The exercise » Collect each line of the records containing the string "مرباح".

start Information supplied

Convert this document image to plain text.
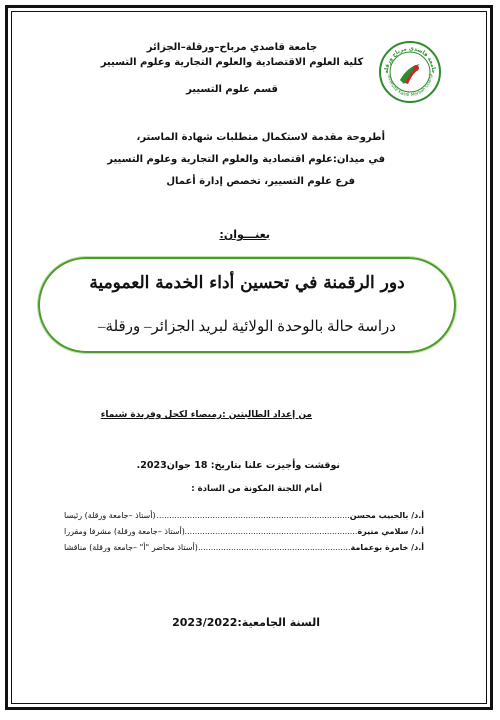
جامعة قاصدي مرباح–ورقلة–الجزائر
كلية العلوم الاقتصادية والعلوم التجارية وعلوم التسيير
قسم علوم التسيير
جامعة قاصدي مرباح ورقلة
niversité Kasdi Merbah Ouargl
أطروحة مقدمة لاستكمال متطلبات شهادة الماستر،
في ميدان:علوم اقتصادية والعلوم التجارية وعلوم التسيير
فرع علوم التسيير، تخصص إدارة أعمال
بعنـــوان:
دور الرقمنة في تحسين أداء الخدمة العمومية
دراسة حالة بالوحدة الولائية لبريد الجزائر– ورقلة–
من إعداد الطالبتين :رميصاء لكحل وفريدة شيماء
نوقشت وأجيزت علنا بتاريخ: 18 جوان2023.
أمام اللجنة المكونة من السادة :
أ.د/ بالحبيب محسن
.....
(أستاذ –جامعة ورقلة) رئيسا
أ.د/ سلامي منيرة
.....
(أستاذ –جامعة ورقلة) مشرفا ومقررا
أ.د/ خامرة بوعمامة
.....
(أستاذ محاضر "أ" –جامعة ورقلة) مناقشا
السنة الجامعية:2023/2022
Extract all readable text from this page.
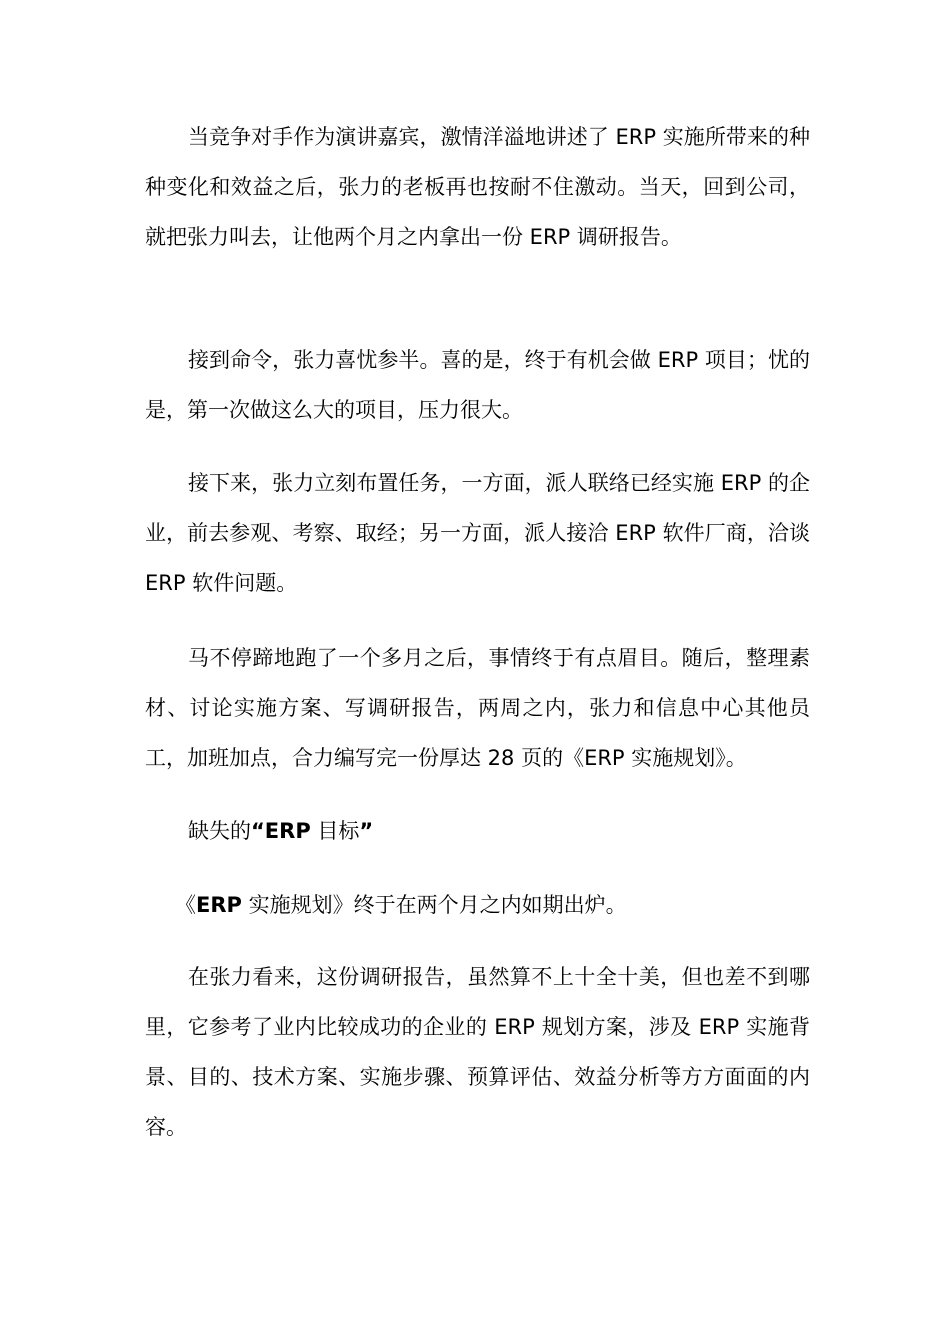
当竞争对手作为演讲嘉宾，激情洋溢地讲述了 ERP 实施所带来的种种变化和效益之后，张力的老板再也按耐不住激动。当天，回到公司，就把张力叫去，让他两个月之内拿出一份 ERP 调研报告。

接到命令，张力喜忧参半。喜的是，终于有机会做 ERP 项目；忧的是，第一次做这么大的项目，压力很大。

接下来，张力立刻布置任务，一方面，派人联络已经实施 ERP 的企业，前去参观、考察、取经；另一方面，派人接洽 ERP 软件厂商，洽谈 ERP 软件问题。

马不停蹄地跑了一个多月之后，事情终于有点眉目。随后，整理素材、讨论实施方案、写调研报告，两周之内，张力和信息中心其他员工，加班加点，合力编写完一份厚达 28 页的《ERP 实施规划》。

缺失的“ERP 目标”

《ERP 实施规划》终于在两个月之内如期出炉。

在张力看来，这份调研报告，虽然算不上十全十美，但也差不到哪里，它参考了业内比较成功的企业的 ERP 规划方案，涉及 ERP 实施背景、目的、技术方案、实施步骤、预算评估、效益分析等方方面面的内容。
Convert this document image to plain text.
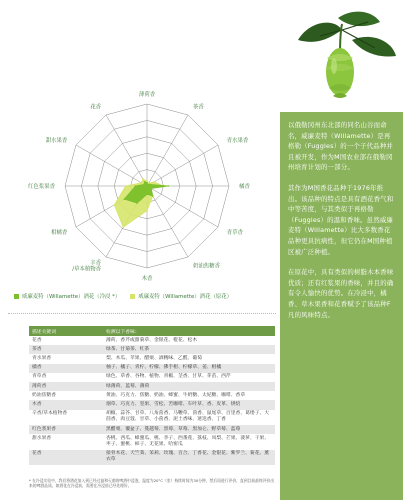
薄荷香
茶香
青水果香
橘香
青草香
奶油焦糖香
木香
辛香/草本植物香
柑橘香
红色浆果香
甜水果香
花香
威廉麦特（Willamette）酒花（冷浸 *）	威廉麦特（Willamette）酒花（原花）
描述关键词	检测以下香味：
花香	薄荷、香芹或甜菊草、金银花、橙花、松木
茶香	绿茶、甘菊茶、红茶
青水果香	梨、木瓜、苹果、醋栗、酒精味、乙醛、葡萄
橘香	柚子、橘子、青柠、柠檬、佛手柑、柠檬草、姜、柑橘
青草香	绿色、草香、谷物、植物、青椒、茎香、甘草、芽苗、西芹
薄荷香	绿薄荷、蓝莓、薄荷
奶油焦糖香	黄油、巧克力、焦糖、奶油、蜂蜜、牛奶糖、太妃糖、咖啡、香草
木香	烟草、巧克力、坚果、雪松、苦咖啡、车叶草、香、皮革、烘焙
辛香/草本植物香	胡椒、蒜芥、甘草、八角茴香、马鞭草、茴香、鼠尾草、百里香、葛缕子、大茴香、肉豆蔻、甘草、小茴香、泥土香味、迷迭香、丁香
红色浆果香	黑醋栗、覆盆子、蔓越莓、黑莓、草莓、黑加仑、野草莓、蓝莓
甜水果香	杏桃、西瓜、蜂蜜瓜、桃、李子、西番莲、荔枝、凤梨、芒果、菠萝、干果、枣子、蜜桃、柿子、无花果、哈密瓜
花香	接骨木花、天竺葵、茉莉、玫瑰、百合、丁香花、金银花、紫罗兰、菊花、薰衣草
* 在冷浸实验中，我们将酒花加入到已经过滤和灭菌的啤酒中浸泡，温度为20°C（室）持续时间为30分钟，然后再进行评价，直到目前最终评价出来的啤酒品质。如酒花在冷浸前，需要在冷浸前已经处理好。

以俄勒冈州东北部的同名山谷而命名，威廉麦特（Willamette）是再格勒（Fuggles）的一个子代品种并且被开发，作为M国农业部在俄勒冈州培育计划的一部分。

其作为M国香花品种于1976年推出。该品种的特点是具有酒花香气和中等苦度，与其类似于再格勒（Fuggles）的温和香味。虽然威廉麦特（Willamette）比大多数香花品种更具抗病性，但它仍在M国种植区被广泛种植。

在原花中，具有类似的树脂木本香味优质；还有红浆果的香味，并且的确有令人愉快的优势。在冷浸中，橘香、草木果香和花香赋予了该品种F凡的风味特点。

end Information supplied

Exercise solution »
جامعة قاصدي مرباح–ورقلة–الجزائر
جامعة قاصدي مرباح ورقلة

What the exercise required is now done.